# Task goal
What follows is a set of entries. Give them again exactly, without the pictures.

# Provided material

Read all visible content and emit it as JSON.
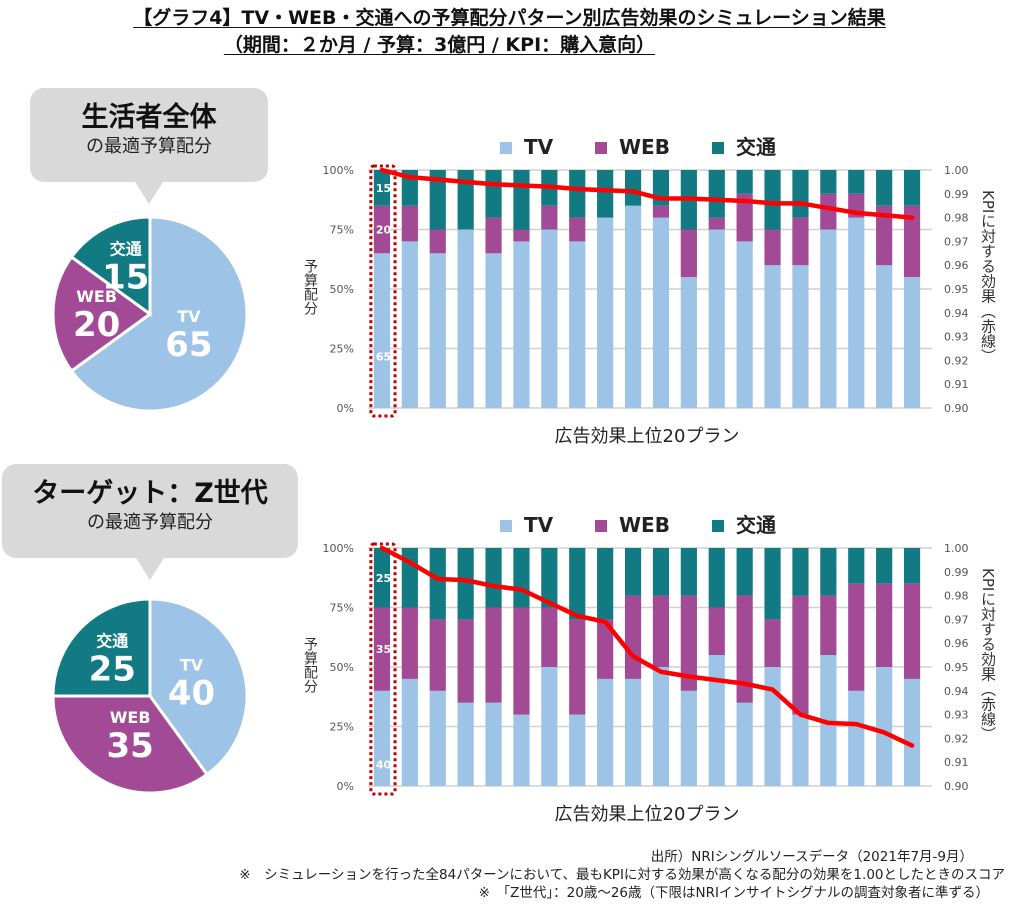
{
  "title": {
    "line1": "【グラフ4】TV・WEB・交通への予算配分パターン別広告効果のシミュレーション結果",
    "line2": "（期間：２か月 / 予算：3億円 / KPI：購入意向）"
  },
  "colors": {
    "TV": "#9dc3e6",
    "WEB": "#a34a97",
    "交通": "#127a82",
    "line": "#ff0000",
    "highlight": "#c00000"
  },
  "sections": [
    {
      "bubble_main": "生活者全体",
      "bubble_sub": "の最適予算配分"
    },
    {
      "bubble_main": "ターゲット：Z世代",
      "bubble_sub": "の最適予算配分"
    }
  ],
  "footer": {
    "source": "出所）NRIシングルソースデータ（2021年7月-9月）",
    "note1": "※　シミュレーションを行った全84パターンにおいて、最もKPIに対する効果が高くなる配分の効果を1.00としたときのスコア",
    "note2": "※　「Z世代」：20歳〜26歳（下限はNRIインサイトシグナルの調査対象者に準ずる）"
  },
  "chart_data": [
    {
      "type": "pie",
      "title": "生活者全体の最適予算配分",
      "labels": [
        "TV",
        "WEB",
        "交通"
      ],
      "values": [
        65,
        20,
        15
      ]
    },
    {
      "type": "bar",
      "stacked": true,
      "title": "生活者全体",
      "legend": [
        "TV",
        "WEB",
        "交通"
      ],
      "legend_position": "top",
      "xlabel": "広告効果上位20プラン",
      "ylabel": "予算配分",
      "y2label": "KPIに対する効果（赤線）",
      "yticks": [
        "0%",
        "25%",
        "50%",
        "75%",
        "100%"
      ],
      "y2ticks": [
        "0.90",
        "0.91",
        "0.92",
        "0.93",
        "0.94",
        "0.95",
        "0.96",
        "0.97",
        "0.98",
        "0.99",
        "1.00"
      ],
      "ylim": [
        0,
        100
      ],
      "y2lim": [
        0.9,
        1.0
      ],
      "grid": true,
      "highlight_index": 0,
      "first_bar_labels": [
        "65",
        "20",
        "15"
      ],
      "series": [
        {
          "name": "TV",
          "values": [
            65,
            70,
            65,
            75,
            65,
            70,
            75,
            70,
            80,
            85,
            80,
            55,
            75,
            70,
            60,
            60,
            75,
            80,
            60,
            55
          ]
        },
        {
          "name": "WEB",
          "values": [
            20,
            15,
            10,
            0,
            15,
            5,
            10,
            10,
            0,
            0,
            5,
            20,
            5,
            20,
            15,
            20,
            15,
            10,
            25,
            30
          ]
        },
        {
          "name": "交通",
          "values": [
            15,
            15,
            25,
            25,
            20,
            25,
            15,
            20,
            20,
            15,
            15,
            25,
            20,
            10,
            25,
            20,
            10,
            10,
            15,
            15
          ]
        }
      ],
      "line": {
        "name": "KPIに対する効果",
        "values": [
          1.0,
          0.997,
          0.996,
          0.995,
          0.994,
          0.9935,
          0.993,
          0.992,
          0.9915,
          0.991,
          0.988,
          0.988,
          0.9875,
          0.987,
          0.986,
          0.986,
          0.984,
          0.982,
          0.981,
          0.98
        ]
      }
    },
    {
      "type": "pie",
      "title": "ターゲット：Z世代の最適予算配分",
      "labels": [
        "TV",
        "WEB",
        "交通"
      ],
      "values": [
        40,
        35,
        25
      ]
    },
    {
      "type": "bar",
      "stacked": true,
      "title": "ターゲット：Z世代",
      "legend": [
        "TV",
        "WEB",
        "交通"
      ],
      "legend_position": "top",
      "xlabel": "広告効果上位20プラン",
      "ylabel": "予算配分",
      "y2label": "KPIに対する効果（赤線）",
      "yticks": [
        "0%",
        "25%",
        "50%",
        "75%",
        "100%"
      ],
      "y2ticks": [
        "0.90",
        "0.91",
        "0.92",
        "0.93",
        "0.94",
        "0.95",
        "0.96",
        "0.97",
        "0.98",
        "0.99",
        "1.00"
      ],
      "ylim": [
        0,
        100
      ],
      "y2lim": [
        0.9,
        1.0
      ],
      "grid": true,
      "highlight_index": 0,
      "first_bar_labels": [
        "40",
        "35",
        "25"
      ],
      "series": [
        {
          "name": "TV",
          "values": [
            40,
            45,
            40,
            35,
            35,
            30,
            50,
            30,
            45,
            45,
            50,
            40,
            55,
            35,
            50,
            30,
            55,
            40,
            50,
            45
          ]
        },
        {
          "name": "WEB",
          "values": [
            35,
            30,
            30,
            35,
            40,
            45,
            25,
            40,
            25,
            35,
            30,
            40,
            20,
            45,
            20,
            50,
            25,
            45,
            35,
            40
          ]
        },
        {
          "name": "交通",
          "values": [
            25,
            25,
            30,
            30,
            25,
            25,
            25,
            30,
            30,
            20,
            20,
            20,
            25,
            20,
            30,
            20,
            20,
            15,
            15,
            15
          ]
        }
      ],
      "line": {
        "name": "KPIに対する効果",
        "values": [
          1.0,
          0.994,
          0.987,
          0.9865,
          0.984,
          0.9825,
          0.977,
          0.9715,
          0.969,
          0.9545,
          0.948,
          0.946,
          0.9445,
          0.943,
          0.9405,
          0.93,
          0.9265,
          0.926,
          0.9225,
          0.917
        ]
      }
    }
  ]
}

# Result of the exercise
Read all visible content and emit it as JSON.
{
  "title": {
    "line1": "【グラフ4】TV・WEB・交通への予算配分パターン別広告効果のシミュレーション結果",
    "line2": "（期間：２か月 / 予算：3億円 / KPI：購入意向）"
  },
  "colors": {
    "TV": "#9dc3e6",
    "WEB": "#a34a97",
    "交通": "#127a82",
    "line": "#ff0000",
    "highlight": "#c00000"
  },
  "sections": [
    {
      "bubble_main": "生活者全体",
      "bubble_sub": "の最適予算配分"
    },
    {
      "bubble_main": "ターゲット：Z世代",
      "bubble_sub": "の最適予算配分"
    }
  ],
  "footer": {
    "source": "出所）NRIシングルソースデータ（2021年7月-9月）",
    "note1": "※　シミュレーションを行った全84パターンにおいて、最もKPIに対する効果が高くなる配分の効果を1.00としたときのスコア",
    "note2": "※　「Z世代」：20歳〜26歳（下限はNRIインサイトシグナルの調査対象者に準ずる）"
  },
  "chart_data": [
    {
      "type": "pie",
      "title": "生活者全体の最適予算配分",
      "labels": [
        "TV",
        "WEB",
        "交通"
      ],
      "values": [
        65,
        20,
        15
      ]
    },
    {
      "type": "bar",
      "stacked": true,
      "title": "生活者全体",
      "legend": [
        "TV",
        "WEB",
        "交通"
      ],
      "legend_position": "top",
      "xlabel": "広告効果上位20プラン",
      "ylabel": "予算配分",
      "y2label": "KPIに対する効果（赤線）",
      "yticks": [
        "0%",
        "25%",
        "50%",
        "75%",
        "100%"
      ],
      "y2ticks": [
        "0.90",
        "0.91",
        "0.92",
        "0.93",
        "0.94",
        "0.95",
        "0.96",
        "0.97",
        "0.98",
        "0.99",
        "1.00"
      ],
      "ylim": [
        0,
        100
      ],
      "y2lim": [
        0.9,
        1.0
      ],
      "grid": true,
      "highlight_index": 0,
      "first_bar_labels": [
        "65",
        "20",
        "15"
      ],
      "series": [
        {
          "name": "TV",
          "values": [
            65,
            70,
            65,
            75,
            65,
            70,
            75,
            70,
            80,
            85,
            80,
            55,
            75,
            70,
            60,
            60,
            75,
            80,
            60,
            55
          ]
        },
        {
          "name": "WEB",
          "values": [
            20,
            15,
            10,
            0,
            15,
            5,
            10,
            10,
            0,
            0,
            5,
            20,
            5,
            20,
            15,
            20,
            15,
            10,
            25,
            30
          ]
        },
        {
          "name": "交通",
          "values": [
            15,
            15,
            25,
            25,
            20,
            25,
            15,
            20,
            20,
            15,
            15,
            25,
            20,
            10,
            25,
            20,
            10,
            10,
            15,
            15
          ]
        }
      ],
      "line": {
        "name": "KPIに対する効果",
        "values": [
          1.0,
          0.997,
          0.996,
          0.995,
          0.994,
          0.9935,
          0.993,
          0.992,
          0.9915,
          0.991,
          0.988,
          0.988,
          0.9875,
          0.987,
          0.986,
          0.986,
          0.984,
          0.982,
          0.981,
          0.98
        ]
      }
    },
    {
      "type": "pie",
      "title": "ターゲット：Z世代の最適予算配分",
      "labels": [
        "TV",
        "WEB",
        "交通"
      ],
      "values": [
        40,
        35,
        25
      ]
    },
    {
      "type": "bar",
      "stacked": true,
      "title": "ターゲット：Z世代",
      "legend": [
        "TV",
        "WEB",
        "交通"
      ],
      "legend_position": "top",
      "xlabel": "広告効果上位20プラン",
      "ylabel": "予算配分",
      "y2label": "KPIに対する効果（赤線）",
      "yticks": [
        "0%",
        "25%",
        "50%",
        "75%",
        "100%"
      ],
      "y2ticks": [
        "0.90",
        "0.91",
        "0.92",
        "0.93",
        "0.94",
        "0.95",
        "0.96",
        "0.97",
        "0.98",
        "0.99",
        "1.00"
      ],
      "ylim": [
        0,
        100
      ],
      "y2lim": [
        0.9,
        1.0
      ],
      "grid": true,
      "highlight_index": 0,
      "first_bar_labels": [
        "40",
        "35",
        "25"
      ],
      "series": [
        {
          "name": "TV",
          "values": [
            40,
            45,
            40,
            35,
            35,
            30,
            50,
            30,
            45,
            45,
            50,
            40,
            55,
            35,
            50,
            30,
            55,
            40,
            50,
            45
          ]
        },
        {
          "name": "WEB",
          "values": [
            35,
            30,
            30,
            35,
            40,
            45,
            25,
            40,
            25,
            35,
            30,
            40,
            20,
            45,
            20,
            50,
            25,
            45,
            35,
            40
          ]
        },
        {
          "name": "交通",
          "values": [
            25,
            25,
            30,
            30,
            25,
            25,
            25,
            30,
            30,
            20,
            20,
            20,
            25,
            20,
            30,
            20,
            20,
            15,
            15,
            15
          ]
        }
      ],
      "line": {
        "name": "KPIに対する効果",
        "values": [
          1.0,
          0.994,
          0.987,
          0.9865,
          0.984,
          0.9825,
          0.977,
          0.9715,
          0.969,
          0.9545,
          0.948,
          0.946,
          0.9445,
          0.943,
          0.9405,
          0.93,
          0.9265,
          0.926,
          0.9225,
          0.917
        ]
      }
    }
  ]
}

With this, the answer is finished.